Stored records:
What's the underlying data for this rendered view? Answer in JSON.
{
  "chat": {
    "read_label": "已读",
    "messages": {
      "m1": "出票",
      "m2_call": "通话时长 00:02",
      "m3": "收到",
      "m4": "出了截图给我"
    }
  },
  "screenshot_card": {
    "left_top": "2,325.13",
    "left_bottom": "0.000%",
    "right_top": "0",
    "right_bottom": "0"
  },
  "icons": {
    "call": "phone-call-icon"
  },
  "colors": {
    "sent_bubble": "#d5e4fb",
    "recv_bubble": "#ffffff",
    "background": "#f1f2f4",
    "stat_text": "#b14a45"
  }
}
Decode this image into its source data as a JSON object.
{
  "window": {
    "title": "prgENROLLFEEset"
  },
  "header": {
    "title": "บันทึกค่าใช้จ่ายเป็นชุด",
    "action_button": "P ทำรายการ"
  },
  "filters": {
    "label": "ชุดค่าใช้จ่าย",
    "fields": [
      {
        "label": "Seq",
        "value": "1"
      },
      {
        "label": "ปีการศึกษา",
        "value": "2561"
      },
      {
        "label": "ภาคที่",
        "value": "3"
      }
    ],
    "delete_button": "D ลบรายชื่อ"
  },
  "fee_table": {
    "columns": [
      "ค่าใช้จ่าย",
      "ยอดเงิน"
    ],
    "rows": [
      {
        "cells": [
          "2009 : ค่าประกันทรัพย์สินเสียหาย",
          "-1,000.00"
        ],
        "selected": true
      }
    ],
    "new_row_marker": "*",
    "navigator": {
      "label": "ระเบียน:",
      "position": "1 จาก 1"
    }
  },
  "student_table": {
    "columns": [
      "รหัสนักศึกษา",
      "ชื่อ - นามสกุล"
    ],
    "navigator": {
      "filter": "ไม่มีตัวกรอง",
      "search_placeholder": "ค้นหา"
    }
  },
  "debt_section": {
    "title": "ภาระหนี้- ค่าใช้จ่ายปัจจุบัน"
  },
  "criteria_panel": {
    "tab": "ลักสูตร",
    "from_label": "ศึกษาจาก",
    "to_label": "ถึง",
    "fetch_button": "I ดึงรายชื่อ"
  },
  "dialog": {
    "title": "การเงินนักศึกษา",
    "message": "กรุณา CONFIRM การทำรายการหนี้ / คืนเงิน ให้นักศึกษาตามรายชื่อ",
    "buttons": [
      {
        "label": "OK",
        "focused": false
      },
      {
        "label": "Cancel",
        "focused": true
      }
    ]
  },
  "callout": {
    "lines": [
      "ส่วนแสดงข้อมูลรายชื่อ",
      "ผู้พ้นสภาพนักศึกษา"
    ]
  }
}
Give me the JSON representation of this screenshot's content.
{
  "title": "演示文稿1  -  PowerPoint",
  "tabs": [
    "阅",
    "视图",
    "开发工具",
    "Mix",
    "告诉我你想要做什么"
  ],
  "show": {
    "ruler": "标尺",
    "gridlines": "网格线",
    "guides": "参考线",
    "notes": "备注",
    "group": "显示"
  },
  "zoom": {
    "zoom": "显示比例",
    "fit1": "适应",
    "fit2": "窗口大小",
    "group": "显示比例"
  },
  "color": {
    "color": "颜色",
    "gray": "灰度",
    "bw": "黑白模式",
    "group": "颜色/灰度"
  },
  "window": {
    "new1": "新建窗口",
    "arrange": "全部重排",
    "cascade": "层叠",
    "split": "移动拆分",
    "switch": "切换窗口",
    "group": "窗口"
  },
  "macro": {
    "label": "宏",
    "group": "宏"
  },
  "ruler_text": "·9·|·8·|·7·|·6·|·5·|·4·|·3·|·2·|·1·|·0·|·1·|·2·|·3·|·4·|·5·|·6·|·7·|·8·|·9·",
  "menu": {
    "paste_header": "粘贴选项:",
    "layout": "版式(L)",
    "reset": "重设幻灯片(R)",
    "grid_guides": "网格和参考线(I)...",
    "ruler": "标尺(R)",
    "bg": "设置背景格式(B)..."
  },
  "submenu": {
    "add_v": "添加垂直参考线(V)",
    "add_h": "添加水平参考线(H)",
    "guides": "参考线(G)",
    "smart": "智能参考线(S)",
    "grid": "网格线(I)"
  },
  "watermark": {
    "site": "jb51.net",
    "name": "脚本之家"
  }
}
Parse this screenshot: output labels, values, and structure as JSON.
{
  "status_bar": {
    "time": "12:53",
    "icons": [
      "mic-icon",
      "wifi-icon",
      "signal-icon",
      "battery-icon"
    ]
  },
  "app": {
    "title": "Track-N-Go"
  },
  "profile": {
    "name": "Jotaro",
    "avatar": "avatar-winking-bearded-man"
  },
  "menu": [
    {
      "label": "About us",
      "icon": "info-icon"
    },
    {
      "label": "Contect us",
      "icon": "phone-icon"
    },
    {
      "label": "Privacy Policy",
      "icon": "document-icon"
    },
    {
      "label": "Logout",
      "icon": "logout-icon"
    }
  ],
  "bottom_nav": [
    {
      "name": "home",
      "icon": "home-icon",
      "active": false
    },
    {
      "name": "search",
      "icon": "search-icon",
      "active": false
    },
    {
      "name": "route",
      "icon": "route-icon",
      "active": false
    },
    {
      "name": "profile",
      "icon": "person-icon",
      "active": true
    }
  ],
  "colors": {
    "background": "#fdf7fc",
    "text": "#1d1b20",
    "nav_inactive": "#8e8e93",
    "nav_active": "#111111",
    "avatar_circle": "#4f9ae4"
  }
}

WHAT NEEDS TO BE DONE:
Using the material above, count the lines containing the word "name". Reply with the number alone.

OUTPUT FOR THIS TASK:
6